#### INPUT ROWS:
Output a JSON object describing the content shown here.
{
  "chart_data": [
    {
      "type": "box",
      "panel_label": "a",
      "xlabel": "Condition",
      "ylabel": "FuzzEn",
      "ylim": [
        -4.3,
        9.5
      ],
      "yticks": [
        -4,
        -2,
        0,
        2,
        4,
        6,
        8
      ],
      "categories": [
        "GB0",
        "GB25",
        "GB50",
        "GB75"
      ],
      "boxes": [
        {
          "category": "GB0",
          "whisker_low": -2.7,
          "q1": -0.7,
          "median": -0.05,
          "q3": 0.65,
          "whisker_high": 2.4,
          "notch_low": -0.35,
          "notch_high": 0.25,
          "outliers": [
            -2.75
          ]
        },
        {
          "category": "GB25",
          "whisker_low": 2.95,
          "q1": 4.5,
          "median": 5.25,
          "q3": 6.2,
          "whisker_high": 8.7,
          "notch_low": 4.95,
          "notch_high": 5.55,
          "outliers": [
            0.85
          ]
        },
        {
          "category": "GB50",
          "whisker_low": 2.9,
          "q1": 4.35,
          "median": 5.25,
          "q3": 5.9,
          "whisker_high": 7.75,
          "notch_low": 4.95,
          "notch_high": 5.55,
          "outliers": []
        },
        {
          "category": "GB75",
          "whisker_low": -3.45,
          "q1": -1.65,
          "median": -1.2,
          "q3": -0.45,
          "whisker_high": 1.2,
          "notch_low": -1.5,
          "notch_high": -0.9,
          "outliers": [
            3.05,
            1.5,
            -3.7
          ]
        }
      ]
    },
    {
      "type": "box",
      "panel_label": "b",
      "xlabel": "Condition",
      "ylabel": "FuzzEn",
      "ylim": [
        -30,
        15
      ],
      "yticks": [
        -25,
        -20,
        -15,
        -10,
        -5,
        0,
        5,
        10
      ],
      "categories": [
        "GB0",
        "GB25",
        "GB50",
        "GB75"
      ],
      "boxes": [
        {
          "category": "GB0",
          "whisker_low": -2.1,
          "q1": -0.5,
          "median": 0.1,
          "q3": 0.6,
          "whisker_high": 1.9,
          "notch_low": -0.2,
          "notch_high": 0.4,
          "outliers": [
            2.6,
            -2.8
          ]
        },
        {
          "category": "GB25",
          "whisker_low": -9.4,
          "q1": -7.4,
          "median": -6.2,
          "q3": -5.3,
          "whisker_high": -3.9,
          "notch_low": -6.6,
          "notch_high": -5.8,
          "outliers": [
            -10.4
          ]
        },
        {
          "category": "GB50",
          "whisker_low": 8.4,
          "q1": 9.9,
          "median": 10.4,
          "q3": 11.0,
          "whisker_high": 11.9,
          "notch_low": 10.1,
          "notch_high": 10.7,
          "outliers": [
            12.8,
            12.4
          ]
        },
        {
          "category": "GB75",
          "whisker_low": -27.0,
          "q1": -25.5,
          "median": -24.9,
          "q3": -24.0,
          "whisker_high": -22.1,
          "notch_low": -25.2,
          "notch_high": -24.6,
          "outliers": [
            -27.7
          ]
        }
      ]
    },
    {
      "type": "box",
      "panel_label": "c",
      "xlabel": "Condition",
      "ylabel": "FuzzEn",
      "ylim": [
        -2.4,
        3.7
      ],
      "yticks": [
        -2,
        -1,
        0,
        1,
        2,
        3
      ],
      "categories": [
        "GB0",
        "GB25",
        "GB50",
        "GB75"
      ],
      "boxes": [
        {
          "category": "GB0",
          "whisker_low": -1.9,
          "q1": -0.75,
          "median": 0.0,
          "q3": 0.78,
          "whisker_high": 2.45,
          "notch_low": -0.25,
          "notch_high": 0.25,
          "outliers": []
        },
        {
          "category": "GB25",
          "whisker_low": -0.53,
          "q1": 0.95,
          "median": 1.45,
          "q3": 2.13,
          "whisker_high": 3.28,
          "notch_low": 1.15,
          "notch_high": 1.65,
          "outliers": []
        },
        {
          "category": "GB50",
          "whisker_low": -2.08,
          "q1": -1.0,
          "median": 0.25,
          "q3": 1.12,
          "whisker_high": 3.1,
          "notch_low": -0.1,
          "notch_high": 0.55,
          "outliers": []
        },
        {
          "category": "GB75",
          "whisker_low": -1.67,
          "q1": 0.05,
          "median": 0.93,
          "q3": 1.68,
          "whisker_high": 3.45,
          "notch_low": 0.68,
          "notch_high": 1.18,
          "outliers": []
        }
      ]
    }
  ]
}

#### AIM:
In full and verbatim, repeat the records given above.

#### FINAL ANSWER:
Output a JSON object describing the content shown here.
{
  "chart_data": [
    {
      "type": "box",
      "panel_label": "a",
      "xlabel": "Condition",
      "ylabel": "FuzzEn",
      "ylim": [
        -4.3,
        9.5
      ],
      "yticks": [
        -4,
        -2,
        0,
        2,
        4,
        6,
        8
      ],
      "categories": [
        "GB0",
        "GB25",
        "GB50",
        "GB75"
      ],
      "boxes": [
        {
          "category": "GB0",
          "whisker_low": -2.7,
          "q1": -0.7,
          "median": -0.05,
          "q3": 0.65,
          "whisker_high": 2.4,
          "notch_low": -0.35,
          "notch_high": 0.25,
          "outliers": [
            -2.75
          ]
        },
        {
          "category": "GB25",
          "whisker_low": 2.95,
          "q1": 4.5,
          "median": 5.25,
          "q3": 6.2,
          "whisker_high": 8.7,
          "notch_low": 4.95,
          "notch_high": 5.55,
          "outliers": [
            0.85
          ]
        },
        {
          "category": "GB50",
          "whisker_low": 2.9,
          "q1": 4.35,
          "median": 5.25,
          "q3": 5.9,
          "whisker_high": 7.75,
          "notch_low": 4.95,
          "notch_high": 5.55,
          "outliers": []
        },
        {
          "category": "GB75",
          "whisker_low": -3.45,
          "q1": -1.65,
          "median": -1.2,
          "q3": -0.45,
          "whisker_high": 1.2,
          "notch_low": -1.5,
          "notch_high": -0.9,
          "outliers": [
            3.05,
            1.5,
            -3.7
          ]
        }
      ]
    },
    {
      "type": "box",
      "panel_label": "b",
      "xlabel": "Condition",
      "ylabel": "FuzzEn",
      "ylim": [
        -30,
        15
      ],
      "yticks": [
        -25,
        -20,
        -15,
        -10,
        -5,
        0,
        5,
        10
      ],
      "categories": [
        "GB0",
        "GB25",
        "GB50",
        "GB75"
      ],
      "boxes": [
        {
          "category": "GB0",
          "whisker_low": -2.1,
          "q1": -0.5,
          "median": 0.1,
          "q3": 0.6,
          "whisker_high": 1.9,
          "notch_low": -0.2,
          "notch_high": 0.4,
          "outliers": [
            2.6,
            -2.8
          ]
        },
        {
          "category": "GB25",
          "whisker_low": -9.4,
          "q1": -7.4,
          "median": -6.2,
          "q3": -5.3,
          "whisker_high": -3.9,
          "notch_low": -6.6,
          "notch_high": -5.8,
          "outliers": [
            -10.4
          ]
        },
        {
          "category": "GB50",
          "whisker_low": 8.4,
          "q1": 9.9,
          "median": 10.4,
          "q3": 11.0,
          "whisker_high": 11.9,
          "notch_low": 10.1,
          "notch_high": 10.7,
          "outliers": [
            12.8,
            12.4
          ]
        },
        {
          "category": "GB75",
          "whisker_low": -27.0,
          "q1": -25.5,
          "median": -24.9,
          "q3": -24.0,
          "whisker_high": -22.1,
          "notch_low": -25.2,
          "notch_high": -24.6,
          "outliers": [
            -27.7
          ]
        }
      ]
    },
    {
      "type": "box",
      "panel_label": "c",
      "xlabel": "Condition",
      "ylabel": "FuzzEn",
      "ylim": [
        -2.4,
        3.7
      ],
      "yticks": [
        -2,
        -1,
        0,
        1,
        2,
        3
      ],
      "categories": [
        "GB0",
        "GB25",
        "GB50",
        "GB75"
      ],
      "boxes": [
        {
          "category": "GB0",
          "whisker_low": -1.9,
          "q1": -0.75,
          "median": 0.0,
          "q3": 0.78,
          "whisker_high": 2.45,
          "notch_low": -0.25,
          "notch_high": 0.25,
          "outliers": []
        },
        {
          "category": "GB25",
          "whisker_low": -0.53,
          "q1": 0.95,
          "median": 1.45,
          "q3": 2.13,
          "whisker_high": 3.28,
          "notch_low": 1.15,
          "notch_high": 1.65,
          "outliers": []
        },
        {
          "category": "GB50",
          "whisker_low": -2.08,
          "q1": -1.0,
          "median": 0.25,
          "q3": 1.12,
          "whisker_high": 3.1,
          "notch_low": -0.1,
          "notch_high": 0.55,
          "outliers": []
        },
        {
          "category": "GB75",
          "whisker_low": -1.67,
          "q1": 0.05,
          "median": 0.93,
          "q3": 1.68,
          "whisker_high": 3.45,
          "notch_low": 0.68,
          "notch_high": 1.18,
          "outliers": []
        }
      ]
    }
  ]
}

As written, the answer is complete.